- [STATED GOAL]
Look through the data below. Pick out the lines holding the string "been".

- [TASK DATA]
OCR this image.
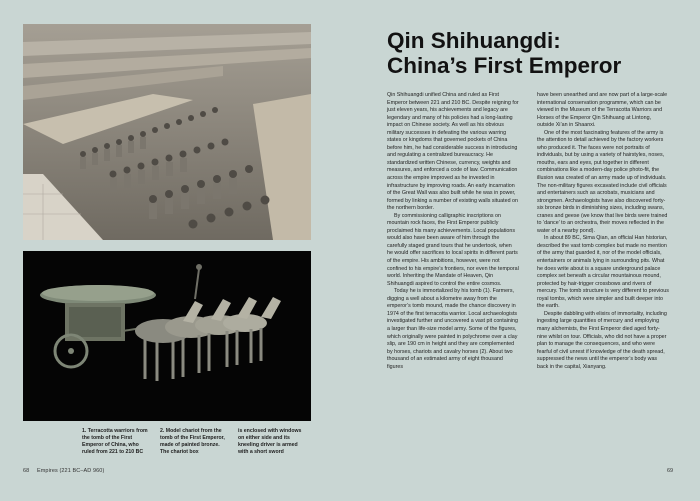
1. Terracotta warriors from the tomb of the First Emperor of China, who ruled from 221 to 210 BC
2. Model chariot from the tomb of the First Emperor, made of painted bronze. The chariot box
is enclosed with windows on either side and its kneeling driver is armed with a short sword
68 Empires (221 BC–AD 960)	69
Qin Shihuangdi:
China’s First Emperor

Qin Shihuangdi unified China and ruled as First Emperor between 221 and 210 BC. Despite reigning for just eleven years, his achievements and legacy are legendary and many of his policies had a long-lasting impact on Chinese society. As well as his obvious military successes in defeating the various warring states or kingdoms that governed pockets of China before him, he had considerable success in introducing and regulating a centralized bureaucracy. He standardized written Chinese, currency, weights and measures, and enforced a code of law. Communication across the empire improved as he invested in infrastructure by improving roads. An early incarnation of the Great Wall was also built while he was in power, formed by linking a number of existing walls situated on the northern border.

By commissioning calligraphic inscriptions on mountain rock faces, the First Emperor publicly proclaimed his many achievements. Local populations would also have been aware of him through the carefully staged grand tours that he undertook, when he would offer sacrifices to local spirits in different parts of the empire. His ambitions, however, were not confined to his empire’s frontiers, nor even the temporal world. Inheriting the Mandate of Heaven, Qin Shihuangdi aspired to control the entire cosmos.

Today he is immortalized by his tomb (1). Farmers, digging a well about a kilometre away from the emperor’s tomb mound, made the chance discovery in 1974 of the first terracotta warrior. Local archaeologists investigated further and uncovered a vast pit containing a larger than life-size model army. Some of the figures, which originally were painted in polychrome over a clay slip, are 190 cm in height and they are complemented by horses, chariots and cavalry horses (2). About two thousand of an estimated army of eight thousand figures

have been unearthed and are now part of a large-scale international conservation programme, which can be viewed in the Museum of the Terracotta Warriors and Horses of the Emperor Qin Shihuang at Lintong, outside Xi’an in Shaanxi.

One of the most fascinating features of the army is the attention to detail achieved by the factory workers who produced it. The faces were not portraits of individuals, but by using a variety of hairstyles, noses, mouths, ears and eyes, put together in different combinations like a modern-day police photo-fit, the illusion was created of an army made up of individuals. The non-military figures excavated include civil officials and entertainers such as acrobats, musicians and strongmen. Archaeologists have also discovered forty-six bronze birds in diminishing sizes, including swans, cranes and geese (we know that live birds were trained to ‘dance’ to an orchestra, their moves reflected in the water of a nearby pond).

In about 89 BC, Sima Qian, an official Han historian, described the vast tomb complex but made no mention of the army that guarded it, nor of the model officials, entertainers or animals lying in surrounding pits. What he does write about is a square underground palace complex set beneath a circular mountainous mound, protected by hair-trigger crossbows and rivers of mercury. The tomb structure is very different to previous royal tombs, which were simpler and built deeper into the earth.

Despite dabbling with elixirs of immortality, including ingesting large quantities of mercury and employing many alchemists, the First Emperor died aged forty-nine whilst on tour. Officials, who did not have a proper plan to manage the consequences, and who were fearful of civil unrest if knowledge of the death spread, suppressed the news until the emperor’s body was back in the capital, Xianyang.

- [FINAL RESULT]
By commissioning calligraphic inscriptions on mountain rock faces, the First Emperor publicly proclaimed his many achievements. Local populations would also have been aware of him through the carefully staged grand tours that he undertook, when he would offer sacrifices to local spirits in different parts of the empire. His ambitions, however, were not confined to his empire’s frontiers, nor even the temporal world. Inheriting the Mandate of Heaven, Qin Shihuangdi aspired to control the entire cosmos.
have been unearthed and are now part of a large-scale international conservation programme, which can be viewed in the Museum of the Terracotta Warriors and Horses of the Emperor Qin Shihuang at Lintong, outside Xi’an in Shaanxi.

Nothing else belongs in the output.